* [Directions for this task] Determine how many lines hold "container" and give only that number.
= = =
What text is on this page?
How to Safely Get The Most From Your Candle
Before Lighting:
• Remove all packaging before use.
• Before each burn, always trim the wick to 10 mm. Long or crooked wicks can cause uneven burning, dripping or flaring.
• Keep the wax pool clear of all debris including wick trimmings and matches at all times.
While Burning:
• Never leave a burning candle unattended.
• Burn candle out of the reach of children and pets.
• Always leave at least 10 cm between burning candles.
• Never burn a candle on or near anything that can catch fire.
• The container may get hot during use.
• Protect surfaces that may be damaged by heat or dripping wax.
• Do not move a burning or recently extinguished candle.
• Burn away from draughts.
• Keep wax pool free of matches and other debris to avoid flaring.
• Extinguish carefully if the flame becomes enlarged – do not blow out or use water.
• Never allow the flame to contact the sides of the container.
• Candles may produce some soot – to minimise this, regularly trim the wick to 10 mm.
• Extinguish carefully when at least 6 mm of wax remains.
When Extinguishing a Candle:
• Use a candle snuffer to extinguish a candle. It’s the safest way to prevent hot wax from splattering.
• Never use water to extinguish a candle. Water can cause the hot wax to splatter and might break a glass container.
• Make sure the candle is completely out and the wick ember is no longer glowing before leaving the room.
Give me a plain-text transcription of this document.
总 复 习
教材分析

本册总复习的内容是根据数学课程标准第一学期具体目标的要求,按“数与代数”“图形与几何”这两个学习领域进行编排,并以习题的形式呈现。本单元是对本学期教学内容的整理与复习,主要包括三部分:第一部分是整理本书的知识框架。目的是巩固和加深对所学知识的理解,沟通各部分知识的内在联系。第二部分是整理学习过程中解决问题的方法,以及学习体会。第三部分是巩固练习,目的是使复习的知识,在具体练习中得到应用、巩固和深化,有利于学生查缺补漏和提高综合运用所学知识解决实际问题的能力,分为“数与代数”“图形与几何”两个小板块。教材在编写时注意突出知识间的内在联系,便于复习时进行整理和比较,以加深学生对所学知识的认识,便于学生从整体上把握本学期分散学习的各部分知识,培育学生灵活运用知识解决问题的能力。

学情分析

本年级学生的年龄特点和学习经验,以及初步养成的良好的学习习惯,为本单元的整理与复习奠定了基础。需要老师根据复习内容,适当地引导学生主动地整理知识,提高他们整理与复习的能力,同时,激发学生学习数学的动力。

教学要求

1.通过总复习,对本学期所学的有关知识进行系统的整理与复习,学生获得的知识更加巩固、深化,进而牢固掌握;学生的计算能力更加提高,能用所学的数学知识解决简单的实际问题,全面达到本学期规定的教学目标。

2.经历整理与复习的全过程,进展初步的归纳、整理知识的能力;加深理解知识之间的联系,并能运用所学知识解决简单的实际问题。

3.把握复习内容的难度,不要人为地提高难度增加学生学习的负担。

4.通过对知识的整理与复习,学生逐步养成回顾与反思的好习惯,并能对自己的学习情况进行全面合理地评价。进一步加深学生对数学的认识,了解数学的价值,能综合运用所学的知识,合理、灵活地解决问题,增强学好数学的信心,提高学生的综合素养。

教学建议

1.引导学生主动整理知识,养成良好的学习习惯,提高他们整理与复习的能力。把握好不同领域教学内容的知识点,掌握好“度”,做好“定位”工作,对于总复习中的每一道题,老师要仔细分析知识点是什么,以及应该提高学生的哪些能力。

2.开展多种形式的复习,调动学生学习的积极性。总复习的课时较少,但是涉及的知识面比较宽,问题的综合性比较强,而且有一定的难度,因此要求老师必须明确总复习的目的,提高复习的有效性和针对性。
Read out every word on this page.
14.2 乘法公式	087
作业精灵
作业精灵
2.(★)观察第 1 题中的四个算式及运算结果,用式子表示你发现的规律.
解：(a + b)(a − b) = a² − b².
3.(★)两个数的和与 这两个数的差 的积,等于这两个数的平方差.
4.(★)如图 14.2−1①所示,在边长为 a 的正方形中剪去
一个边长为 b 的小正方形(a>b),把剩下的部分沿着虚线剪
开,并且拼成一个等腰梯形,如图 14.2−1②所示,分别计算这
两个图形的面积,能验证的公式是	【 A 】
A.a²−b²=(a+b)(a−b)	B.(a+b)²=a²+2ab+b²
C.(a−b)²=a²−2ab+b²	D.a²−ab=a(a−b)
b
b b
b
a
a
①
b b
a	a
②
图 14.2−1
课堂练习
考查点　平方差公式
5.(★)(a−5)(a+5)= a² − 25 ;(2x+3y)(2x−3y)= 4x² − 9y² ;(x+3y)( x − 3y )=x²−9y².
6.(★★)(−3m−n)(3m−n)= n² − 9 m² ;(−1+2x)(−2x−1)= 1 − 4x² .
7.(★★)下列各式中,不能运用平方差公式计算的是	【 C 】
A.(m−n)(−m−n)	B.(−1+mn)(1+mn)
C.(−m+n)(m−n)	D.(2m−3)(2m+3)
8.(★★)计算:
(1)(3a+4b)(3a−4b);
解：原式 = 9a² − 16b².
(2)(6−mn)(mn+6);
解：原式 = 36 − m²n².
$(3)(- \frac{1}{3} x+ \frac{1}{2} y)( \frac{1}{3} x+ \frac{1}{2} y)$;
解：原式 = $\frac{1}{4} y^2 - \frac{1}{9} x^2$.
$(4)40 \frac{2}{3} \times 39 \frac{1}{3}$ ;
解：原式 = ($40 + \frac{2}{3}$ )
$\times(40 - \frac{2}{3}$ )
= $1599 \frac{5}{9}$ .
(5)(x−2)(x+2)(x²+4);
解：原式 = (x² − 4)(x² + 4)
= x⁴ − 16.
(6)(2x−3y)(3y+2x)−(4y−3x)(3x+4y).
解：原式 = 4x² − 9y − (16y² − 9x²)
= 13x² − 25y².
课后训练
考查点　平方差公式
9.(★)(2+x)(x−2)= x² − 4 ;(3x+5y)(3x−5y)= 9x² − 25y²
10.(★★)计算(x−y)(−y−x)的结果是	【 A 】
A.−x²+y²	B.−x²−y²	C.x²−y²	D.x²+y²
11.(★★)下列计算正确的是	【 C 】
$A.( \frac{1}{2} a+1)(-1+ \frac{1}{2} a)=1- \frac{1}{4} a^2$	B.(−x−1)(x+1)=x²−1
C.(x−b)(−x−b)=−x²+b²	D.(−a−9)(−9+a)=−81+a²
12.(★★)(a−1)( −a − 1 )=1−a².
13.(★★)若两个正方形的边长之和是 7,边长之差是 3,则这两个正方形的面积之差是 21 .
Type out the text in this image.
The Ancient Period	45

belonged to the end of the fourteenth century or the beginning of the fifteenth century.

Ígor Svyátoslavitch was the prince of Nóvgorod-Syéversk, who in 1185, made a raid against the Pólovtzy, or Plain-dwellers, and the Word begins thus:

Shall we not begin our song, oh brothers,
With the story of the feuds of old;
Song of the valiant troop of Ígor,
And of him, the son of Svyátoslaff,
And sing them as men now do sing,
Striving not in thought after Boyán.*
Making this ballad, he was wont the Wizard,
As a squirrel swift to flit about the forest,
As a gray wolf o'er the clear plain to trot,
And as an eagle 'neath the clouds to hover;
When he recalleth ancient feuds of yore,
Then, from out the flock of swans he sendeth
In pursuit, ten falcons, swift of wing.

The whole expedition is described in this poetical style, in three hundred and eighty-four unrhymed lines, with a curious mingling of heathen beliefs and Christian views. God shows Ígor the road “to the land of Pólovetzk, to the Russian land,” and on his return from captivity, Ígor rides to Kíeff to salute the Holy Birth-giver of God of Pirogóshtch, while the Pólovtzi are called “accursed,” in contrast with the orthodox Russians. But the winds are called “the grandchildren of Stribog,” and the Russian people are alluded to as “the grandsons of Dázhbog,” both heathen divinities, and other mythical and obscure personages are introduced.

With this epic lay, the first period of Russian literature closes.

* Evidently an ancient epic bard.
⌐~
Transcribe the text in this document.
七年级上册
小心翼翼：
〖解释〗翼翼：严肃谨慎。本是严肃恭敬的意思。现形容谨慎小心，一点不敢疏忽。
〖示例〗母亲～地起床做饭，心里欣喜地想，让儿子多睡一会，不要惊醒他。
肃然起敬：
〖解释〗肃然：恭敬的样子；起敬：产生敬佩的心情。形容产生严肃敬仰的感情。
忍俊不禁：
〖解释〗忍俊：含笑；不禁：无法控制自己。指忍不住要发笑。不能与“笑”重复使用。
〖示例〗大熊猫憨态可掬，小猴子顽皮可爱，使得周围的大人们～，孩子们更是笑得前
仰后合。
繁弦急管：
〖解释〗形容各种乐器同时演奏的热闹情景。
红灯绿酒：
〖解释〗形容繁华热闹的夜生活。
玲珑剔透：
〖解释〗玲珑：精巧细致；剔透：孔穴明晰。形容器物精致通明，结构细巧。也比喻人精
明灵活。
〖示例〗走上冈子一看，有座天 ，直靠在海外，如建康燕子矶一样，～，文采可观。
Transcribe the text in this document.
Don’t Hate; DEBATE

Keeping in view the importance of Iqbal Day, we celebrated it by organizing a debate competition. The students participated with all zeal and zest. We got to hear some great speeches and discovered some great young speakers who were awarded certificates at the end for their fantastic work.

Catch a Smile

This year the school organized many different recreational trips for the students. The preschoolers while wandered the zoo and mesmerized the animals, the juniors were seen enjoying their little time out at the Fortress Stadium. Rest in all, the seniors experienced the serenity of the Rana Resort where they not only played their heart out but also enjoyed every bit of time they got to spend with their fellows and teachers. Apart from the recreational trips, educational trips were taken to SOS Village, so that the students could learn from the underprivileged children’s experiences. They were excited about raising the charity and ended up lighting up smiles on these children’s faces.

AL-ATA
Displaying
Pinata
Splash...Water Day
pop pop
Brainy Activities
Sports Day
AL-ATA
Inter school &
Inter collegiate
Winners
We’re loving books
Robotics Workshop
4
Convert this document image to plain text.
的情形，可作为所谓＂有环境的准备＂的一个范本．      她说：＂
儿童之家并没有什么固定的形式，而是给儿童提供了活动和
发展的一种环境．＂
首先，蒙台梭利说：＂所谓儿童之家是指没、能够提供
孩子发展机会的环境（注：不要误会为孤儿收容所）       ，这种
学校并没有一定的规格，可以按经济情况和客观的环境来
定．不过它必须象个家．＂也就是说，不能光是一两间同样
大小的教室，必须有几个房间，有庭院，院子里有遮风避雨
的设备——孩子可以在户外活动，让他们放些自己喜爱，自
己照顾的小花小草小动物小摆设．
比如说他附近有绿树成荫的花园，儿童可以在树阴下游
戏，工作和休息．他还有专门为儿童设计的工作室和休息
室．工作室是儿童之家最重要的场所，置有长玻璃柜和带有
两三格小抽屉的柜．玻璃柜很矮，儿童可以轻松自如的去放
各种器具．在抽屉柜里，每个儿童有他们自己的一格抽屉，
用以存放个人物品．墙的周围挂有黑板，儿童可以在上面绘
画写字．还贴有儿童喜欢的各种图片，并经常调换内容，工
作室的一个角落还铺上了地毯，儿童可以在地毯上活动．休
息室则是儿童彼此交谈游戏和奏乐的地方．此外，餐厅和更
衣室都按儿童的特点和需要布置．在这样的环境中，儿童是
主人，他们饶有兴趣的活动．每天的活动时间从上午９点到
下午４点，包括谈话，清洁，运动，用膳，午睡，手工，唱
= = =
* [Answer to the exercise] 3